EXERCISE PROMPT:
Look through the data below and return each line where "help" appears.

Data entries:

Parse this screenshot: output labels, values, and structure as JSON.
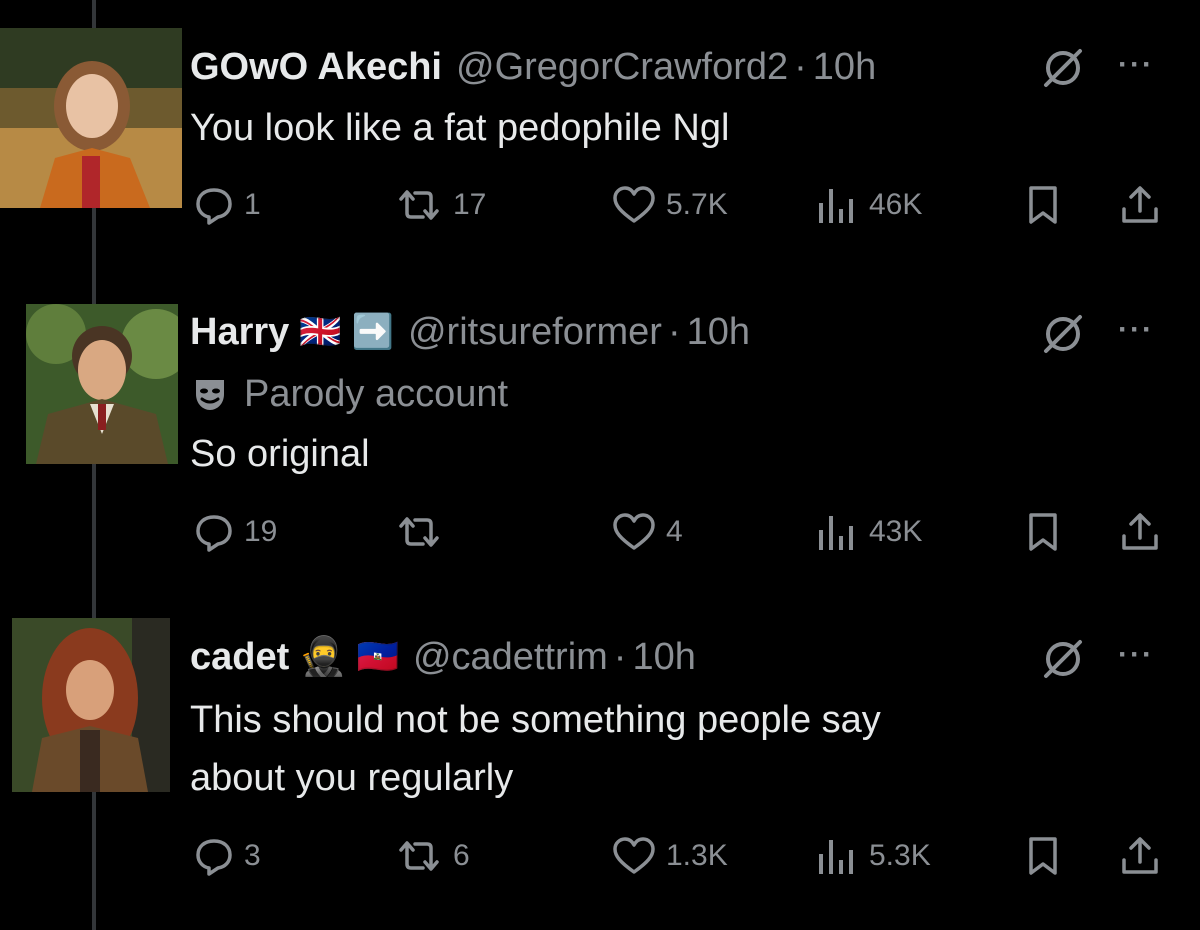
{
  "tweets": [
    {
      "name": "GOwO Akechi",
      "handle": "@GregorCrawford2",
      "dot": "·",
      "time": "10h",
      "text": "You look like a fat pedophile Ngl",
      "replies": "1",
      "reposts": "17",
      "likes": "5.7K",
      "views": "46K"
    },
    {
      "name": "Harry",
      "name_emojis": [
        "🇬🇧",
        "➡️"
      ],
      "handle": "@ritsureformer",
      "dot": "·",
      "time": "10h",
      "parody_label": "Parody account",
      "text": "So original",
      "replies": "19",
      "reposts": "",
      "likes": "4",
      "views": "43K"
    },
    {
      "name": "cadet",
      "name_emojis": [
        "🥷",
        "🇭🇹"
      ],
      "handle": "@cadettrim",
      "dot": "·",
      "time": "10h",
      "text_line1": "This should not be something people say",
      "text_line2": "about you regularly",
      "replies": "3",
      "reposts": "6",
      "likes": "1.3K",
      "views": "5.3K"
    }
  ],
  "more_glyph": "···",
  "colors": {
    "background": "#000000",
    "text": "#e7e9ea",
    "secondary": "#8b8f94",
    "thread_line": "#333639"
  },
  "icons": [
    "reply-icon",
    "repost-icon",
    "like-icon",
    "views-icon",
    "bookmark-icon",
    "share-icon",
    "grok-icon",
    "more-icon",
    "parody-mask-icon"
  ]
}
==
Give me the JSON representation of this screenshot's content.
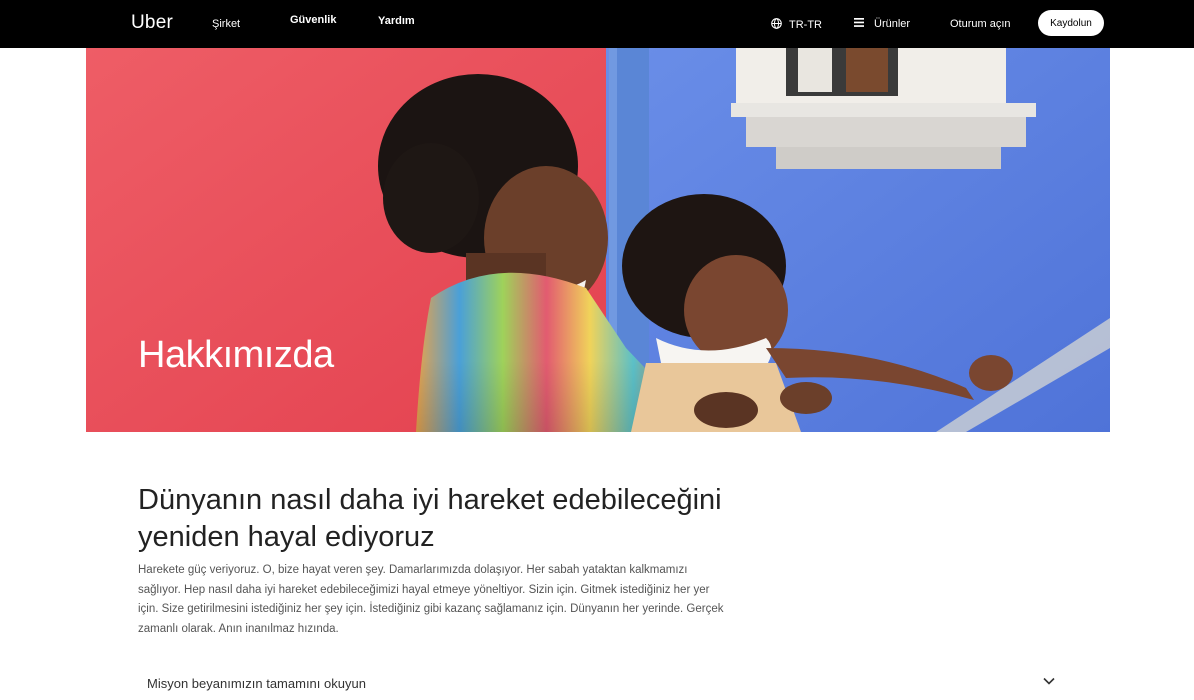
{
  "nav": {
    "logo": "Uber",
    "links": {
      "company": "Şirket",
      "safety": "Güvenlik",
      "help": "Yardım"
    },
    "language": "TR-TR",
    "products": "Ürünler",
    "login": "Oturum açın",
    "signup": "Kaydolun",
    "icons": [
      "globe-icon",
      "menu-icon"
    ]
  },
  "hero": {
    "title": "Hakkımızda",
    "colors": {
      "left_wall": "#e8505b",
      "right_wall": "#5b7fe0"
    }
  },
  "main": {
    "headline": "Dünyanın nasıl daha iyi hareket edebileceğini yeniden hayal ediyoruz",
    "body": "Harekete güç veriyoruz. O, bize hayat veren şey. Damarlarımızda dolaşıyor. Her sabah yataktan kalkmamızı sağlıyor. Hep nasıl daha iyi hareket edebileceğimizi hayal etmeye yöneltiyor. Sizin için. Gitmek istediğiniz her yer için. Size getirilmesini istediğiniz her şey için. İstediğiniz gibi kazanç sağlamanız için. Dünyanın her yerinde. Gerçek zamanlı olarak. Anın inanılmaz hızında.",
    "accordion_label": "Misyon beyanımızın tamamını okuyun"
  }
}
* * *
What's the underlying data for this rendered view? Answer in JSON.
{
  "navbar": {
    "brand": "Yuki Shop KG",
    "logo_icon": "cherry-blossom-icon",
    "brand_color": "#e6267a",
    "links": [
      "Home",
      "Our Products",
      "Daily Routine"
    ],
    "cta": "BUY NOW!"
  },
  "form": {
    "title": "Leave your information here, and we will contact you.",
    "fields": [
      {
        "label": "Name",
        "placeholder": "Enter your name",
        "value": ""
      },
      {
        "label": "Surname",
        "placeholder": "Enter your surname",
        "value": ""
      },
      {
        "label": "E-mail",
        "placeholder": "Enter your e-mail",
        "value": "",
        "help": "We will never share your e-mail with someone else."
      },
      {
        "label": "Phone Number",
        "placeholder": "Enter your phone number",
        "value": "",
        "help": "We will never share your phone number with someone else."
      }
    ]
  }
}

EXERCISE SOLUTION:
      "help": "Yardım"
        "help": "We will never share your e-mail with someone else."
        "help": "We will never share your phone number with someone else."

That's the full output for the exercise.